Identify the lines that contain the word "items" and copy each one.
__________________________________________________
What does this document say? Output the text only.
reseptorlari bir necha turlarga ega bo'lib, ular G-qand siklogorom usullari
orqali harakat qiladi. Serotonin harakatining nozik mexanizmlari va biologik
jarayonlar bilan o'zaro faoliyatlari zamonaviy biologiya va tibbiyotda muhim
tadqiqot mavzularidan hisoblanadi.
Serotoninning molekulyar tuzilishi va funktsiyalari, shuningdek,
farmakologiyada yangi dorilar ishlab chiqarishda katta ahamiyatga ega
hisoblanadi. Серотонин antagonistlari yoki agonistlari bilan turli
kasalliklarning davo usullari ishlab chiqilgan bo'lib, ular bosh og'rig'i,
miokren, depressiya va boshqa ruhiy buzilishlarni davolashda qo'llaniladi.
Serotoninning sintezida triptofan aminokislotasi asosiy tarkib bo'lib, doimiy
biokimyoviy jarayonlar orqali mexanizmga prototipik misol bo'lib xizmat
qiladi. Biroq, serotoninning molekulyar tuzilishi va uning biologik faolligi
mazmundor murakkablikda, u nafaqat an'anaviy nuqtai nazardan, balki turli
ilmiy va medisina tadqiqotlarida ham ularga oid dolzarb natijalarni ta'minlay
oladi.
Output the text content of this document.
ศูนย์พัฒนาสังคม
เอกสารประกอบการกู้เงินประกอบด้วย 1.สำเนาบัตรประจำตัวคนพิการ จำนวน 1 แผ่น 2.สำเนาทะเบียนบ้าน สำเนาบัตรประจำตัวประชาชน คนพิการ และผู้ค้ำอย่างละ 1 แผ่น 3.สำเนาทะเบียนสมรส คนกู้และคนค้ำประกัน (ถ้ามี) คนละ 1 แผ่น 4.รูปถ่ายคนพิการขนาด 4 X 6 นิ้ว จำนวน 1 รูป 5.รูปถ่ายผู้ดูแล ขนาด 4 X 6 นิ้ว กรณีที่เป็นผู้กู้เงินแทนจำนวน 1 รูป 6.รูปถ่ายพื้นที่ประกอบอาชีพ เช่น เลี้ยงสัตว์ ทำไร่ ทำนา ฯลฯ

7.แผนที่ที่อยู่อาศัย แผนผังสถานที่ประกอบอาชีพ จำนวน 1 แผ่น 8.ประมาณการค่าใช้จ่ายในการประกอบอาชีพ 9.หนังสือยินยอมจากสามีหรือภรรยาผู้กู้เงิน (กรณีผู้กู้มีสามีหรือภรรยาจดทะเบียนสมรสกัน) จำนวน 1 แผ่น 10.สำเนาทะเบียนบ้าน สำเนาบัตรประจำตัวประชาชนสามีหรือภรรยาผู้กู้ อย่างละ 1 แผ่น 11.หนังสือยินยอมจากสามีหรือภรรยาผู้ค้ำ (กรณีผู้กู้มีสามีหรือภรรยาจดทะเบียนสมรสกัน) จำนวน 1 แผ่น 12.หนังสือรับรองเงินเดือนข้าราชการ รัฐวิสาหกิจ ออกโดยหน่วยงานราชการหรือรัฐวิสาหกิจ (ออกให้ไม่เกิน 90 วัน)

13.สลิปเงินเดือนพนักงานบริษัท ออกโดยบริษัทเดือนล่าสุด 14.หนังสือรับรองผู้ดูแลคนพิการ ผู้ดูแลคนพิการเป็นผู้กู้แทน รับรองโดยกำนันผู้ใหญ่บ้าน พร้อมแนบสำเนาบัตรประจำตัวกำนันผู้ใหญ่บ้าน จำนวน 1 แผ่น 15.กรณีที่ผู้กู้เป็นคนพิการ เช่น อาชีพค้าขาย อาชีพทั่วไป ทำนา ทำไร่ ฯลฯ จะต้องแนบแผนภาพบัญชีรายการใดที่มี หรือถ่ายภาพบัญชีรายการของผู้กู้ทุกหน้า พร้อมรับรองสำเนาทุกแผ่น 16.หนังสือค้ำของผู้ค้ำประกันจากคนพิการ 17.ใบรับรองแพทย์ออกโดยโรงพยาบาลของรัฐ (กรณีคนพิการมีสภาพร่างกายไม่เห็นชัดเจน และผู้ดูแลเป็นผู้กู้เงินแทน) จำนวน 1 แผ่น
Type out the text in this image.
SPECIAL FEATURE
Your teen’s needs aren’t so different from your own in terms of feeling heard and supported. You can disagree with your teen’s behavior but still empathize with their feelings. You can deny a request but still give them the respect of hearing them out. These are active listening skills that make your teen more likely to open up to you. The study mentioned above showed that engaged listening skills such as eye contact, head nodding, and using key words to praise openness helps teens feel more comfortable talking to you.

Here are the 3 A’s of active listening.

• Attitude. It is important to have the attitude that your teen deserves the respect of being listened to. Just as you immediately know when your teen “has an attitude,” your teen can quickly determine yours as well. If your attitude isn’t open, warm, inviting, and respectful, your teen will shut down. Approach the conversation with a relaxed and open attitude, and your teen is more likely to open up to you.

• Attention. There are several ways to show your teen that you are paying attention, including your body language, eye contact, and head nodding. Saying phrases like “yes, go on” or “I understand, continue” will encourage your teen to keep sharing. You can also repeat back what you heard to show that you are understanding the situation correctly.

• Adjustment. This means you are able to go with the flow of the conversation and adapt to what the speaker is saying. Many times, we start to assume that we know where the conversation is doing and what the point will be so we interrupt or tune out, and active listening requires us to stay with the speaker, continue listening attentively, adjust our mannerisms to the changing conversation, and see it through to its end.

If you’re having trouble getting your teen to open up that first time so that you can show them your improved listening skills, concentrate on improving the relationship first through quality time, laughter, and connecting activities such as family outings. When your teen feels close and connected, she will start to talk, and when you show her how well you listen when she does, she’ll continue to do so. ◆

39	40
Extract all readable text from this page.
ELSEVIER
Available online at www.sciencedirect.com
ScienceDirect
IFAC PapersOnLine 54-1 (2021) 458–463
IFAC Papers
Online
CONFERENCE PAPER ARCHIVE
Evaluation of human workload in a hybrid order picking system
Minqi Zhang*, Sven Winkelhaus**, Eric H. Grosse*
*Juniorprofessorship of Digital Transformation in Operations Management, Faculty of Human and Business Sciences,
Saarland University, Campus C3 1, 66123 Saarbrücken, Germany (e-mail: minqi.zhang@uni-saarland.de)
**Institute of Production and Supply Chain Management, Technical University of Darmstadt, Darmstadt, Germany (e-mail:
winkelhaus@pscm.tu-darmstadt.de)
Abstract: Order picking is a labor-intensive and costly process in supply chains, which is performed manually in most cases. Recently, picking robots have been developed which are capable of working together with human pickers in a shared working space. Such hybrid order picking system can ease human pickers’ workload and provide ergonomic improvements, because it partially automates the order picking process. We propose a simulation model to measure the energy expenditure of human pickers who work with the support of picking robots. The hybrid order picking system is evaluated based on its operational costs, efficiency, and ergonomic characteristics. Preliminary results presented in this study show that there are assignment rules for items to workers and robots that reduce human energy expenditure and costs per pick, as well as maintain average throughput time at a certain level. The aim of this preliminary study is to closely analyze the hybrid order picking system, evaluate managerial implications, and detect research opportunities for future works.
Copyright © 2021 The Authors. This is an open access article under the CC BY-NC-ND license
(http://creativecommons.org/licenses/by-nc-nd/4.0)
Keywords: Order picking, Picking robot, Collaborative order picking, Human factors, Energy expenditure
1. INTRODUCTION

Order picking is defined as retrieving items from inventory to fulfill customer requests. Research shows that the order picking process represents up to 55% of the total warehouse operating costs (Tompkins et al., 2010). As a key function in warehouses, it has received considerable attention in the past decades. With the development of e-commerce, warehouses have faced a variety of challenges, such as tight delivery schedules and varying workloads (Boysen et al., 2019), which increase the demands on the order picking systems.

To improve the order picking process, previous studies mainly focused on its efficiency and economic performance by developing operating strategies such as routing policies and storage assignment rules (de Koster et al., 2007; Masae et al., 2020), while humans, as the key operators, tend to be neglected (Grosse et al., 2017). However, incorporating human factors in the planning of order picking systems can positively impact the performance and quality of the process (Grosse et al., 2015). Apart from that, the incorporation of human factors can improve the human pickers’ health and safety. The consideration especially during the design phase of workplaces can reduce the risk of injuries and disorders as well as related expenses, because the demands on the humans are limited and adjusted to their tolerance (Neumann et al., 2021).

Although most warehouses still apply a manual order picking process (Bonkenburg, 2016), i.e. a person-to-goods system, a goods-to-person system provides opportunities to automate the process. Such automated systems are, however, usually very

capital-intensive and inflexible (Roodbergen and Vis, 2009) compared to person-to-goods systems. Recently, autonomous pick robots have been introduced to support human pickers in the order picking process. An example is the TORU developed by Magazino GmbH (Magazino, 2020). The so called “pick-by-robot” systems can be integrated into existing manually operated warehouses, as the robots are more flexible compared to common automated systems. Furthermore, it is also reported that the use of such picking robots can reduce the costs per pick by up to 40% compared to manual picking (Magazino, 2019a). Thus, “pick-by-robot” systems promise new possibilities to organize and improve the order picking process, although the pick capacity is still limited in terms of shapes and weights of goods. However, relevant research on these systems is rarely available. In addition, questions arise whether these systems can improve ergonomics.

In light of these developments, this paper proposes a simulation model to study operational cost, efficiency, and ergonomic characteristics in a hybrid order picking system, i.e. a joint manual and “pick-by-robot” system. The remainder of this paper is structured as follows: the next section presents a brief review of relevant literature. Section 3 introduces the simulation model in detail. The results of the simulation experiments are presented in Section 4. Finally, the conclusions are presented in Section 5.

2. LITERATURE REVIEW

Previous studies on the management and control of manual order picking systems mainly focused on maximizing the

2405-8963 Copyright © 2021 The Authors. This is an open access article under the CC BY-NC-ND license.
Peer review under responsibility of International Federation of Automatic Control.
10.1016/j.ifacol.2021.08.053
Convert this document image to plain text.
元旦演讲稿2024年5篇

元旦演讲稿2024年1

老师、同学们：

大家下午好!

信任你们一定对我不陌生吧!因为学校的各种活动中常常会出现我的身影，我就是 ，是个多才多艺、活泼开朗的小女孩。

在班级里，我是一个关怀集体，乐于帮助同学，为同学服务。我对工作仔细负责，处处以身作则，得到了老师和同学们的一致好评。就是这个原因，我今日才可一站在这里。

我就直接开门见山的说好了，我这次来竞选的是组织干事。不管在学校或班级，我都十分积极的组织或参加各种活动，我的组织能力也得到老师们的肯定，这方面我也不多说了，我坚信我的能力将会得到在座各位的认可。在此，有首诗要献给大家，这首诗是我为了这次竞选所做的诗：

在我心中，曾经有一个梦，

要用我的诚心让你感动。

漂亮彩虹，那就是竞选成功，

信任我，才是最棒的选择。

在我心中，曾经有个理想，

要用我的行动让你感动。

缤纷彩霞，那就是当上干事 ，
__________________________________________________
RESPONSE TO THE TASK:
Abstract: Order picking is a labor-intensive and costly process in supply chains, which is performed manually in most cases. Recently, picking robots have been developed which are capable of working together with human pickers in a shared working space. Such hybrid order picking system can ease human pickers’ workload and provide ergonomic improvements, because it partially automates the order picking process. We propose a simulation model to measure the energy expenditure of human pickers who work with the support of picking robots. The hybrid order picking system is evaluated based on its operational costs, efficiency, and ergonomic characteristics. Preliminary results presented in this study show that there are assignment rules for items to workers and robots that reduce human energy expenditure and costs per pick, as well as maintain average throughput time at a certain level. The aim of this preliminary study is to closely analyze the hybrid order picking system, evaluate managerial implications, and detect research opportunities for future works.
Order picking is defined as retrieving items from inventory to fulfill customer requests. Research shows that the order picking process represents up to 55% of the total warehouse operating costs (Tompkins et al., 2010). As a key function in warehouses, it has received considerable attention in the past decades. With the development of e-commerce, warehouses have faced a variety of challenges, such as tight delivery schedules and varying workloads (Boysen et al., 2019), which increase the demands on the order picking systems.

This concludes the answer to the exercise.